Thursday, August 23, 2012

John Denver, Erry's Song dan Reuni XXVI Trah Martowirono

Oleh : Bambang Haryanto
Email : humorline (at) hotmail.com



John Denver (1943-1997), penyanyi country, pencipta lagu dan aktivis kemanusiaan. Di antara 300 karyanya, lagu-lagu terkenalnya antara lain "Take Me Home, Country Roads", "Rocky Mountain High", dan "Sunshine on My Shoulders.”

Pada usia 11 tahun  John Denver menerima hadiah sebuah gitar akustik dari neneknya, yang membuatnya mampu tampil di klub-klub lokal ketika duduk sebagai mahasiswa.

Yang menyamakan John Denver dengan sebagian warga trah kita, ia anak tentara, angkatan udara. Hal itu pula yang membentuk dirinya pada usia dewasa untuk menjadi pilot andalan, sekaligus jalan terbaik yang dipilihkan Tuhan untuk menemui ajalnya.

Penghormatan dan eskpresi cinta keluarga untuk Herpadmiatun, 31 Juli 2012

John Denver punya ucapan menarik tentang ajal.
“Kematian bukan sebuah akhir, tetapi merupakan lambang  gerakan menyusuri jejak perjalanan yang akan ditempuh oleh kita semua. Sebagaimana  penderitaan karena kita kehilangan kontak dengan seseorang yang kita cintai, spiritnya tak akan pernah hilang. Kita selalu dan selamanya terus menjadi bagian dari yang lainnya.”

Kesedihan dan duka telah mampu ia ubah menjadi sesuatu yang indah, seperti tercermin dalam lagu ciptaannya, Annie’s Song. Lagu itu ia gubah untuk mengenang istri pertamanya, Annie Martell. Padahal waktu bercerai, ia dikabarkan sempat mau mencekik istrinya. Dan dengan gergaji mesin ia membelah jadi dua ranjang pengantinnya.

Tapi simaklah lirik lagu Annie’s Song itu.

“Engkau merasuki jiwaku seperti malam memeluk hutan, seperti gunung-gunung di musim semi, seperti berjalan di bawah hujan, seperti badai di padang pasir, seperti mengantuknya permukaan laut yang biru. Engkau merasuki jiwaku, mengisinya sekali lagi.”

> _SOAL 1_: Sebutkan semua judul lagu John Denver yang tercantum dalam halaman tentang John Denver di atas.

> _CUPLIKAN CATATAN_:
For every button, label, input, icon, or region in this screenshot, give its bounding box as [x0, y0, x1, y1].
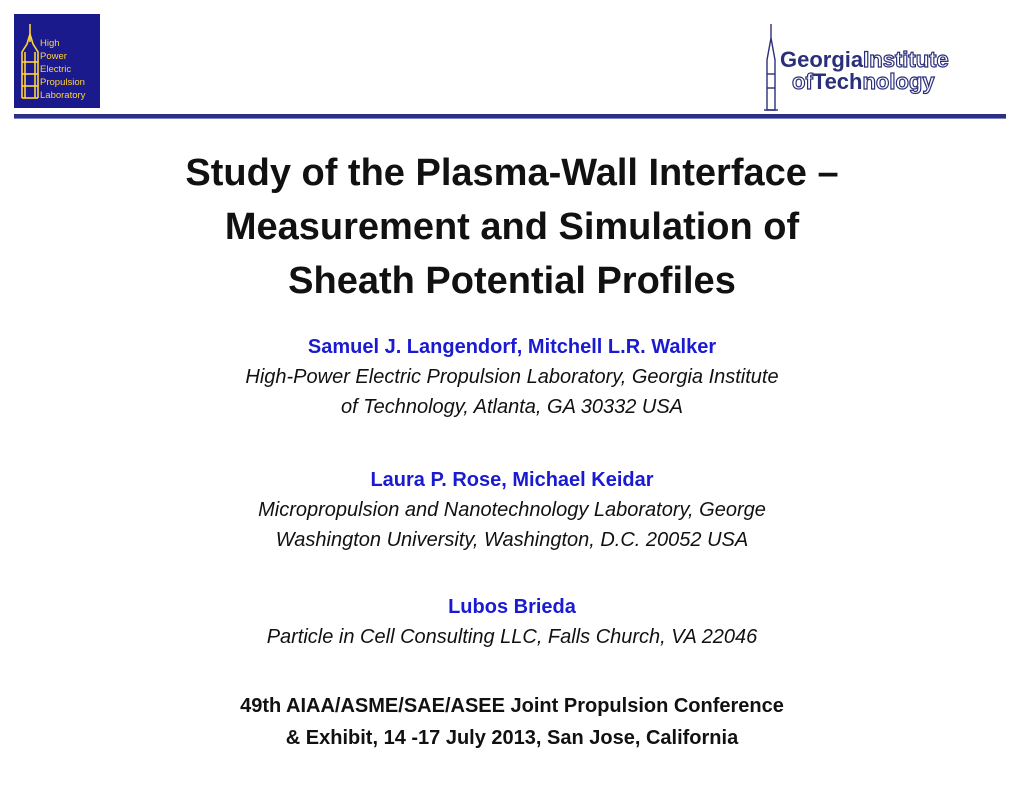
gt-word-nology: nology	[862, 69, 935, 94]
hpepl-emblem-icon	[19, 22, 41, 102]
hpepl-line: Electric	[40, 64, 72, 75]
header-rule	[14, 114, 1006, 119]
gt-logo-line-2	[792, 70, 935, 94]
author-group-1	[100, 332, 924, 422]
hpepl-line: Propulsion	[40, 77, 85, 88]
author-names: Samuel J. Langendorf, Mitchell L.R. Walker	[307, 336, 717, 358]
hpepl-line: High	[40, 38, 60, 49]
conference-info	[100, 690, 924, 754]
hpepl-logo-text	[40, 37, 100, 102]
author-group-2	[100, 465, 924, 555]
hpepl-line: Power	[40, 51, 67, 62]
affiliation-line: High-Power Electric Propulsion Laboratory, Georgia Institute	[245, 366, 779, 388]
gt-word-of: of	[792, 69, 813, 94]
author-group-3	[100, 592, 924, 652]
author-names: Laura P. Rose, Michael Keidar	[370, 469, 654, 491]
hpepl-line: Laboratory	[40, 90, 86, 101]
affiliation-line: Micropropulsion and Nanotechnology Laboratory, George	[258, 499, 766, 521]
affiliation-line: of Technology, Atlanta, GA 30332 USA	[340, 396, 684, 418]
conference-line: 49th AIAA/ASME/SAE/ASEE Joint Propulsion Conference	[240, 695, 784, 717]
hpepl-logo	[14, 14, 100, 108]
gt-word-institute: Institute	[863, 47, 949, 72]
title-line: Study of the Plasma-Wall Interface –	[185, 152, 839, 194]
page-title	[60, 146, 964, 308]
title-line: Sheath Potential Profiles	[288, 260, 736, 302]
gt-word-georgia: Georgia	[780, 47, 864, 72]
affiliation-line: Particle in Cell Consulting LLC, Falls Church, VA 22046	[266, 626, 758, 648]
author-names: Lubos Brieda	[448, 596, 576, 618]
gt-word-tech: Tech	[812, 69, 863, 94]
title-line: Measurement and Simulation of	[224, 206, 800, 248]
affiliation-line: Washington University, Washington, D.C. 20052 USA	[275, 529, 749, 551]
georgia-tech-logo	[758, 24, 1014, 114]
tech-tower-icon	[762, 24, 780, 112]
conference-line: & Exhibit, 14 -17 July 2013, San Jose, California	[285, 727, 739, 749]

> _SOAL 2_: Tuliskan kembali baris-baris catatan di atas, mulai dari baris yang memuat "69, 935, 94]" hingga baris yang memuat "38, 60, 49]", termasuk kedua baris tersebut.

> _JAWABAN 1_:
- "Take Me Home, Country Roads"
- "Rocky Mountain High"
- "Sunshine on My Shoulders"
- Annie's Song

> _JAWABAN 2_:
gt-word-nology: nology	[862, 69, 935, 94]
hpepl-emblem-icon	[19, 22, 41, 102]
hpepl-line: Electric	[40, 64, 72, 75]
header-rule	[14, 114, 1006, 119]
gt-logo-line-2	[792, 70, 935, 94]
author-group-1	[100, 332, 924, 422]
hpepl-line: Propulsion	[40, 77, 85, 88]
author-names: Samuel J. Langendorf, Mitchell L.R. Walker	[307, 336, 717, 358]
hpepl-line: High	[40, 38, 60, 49]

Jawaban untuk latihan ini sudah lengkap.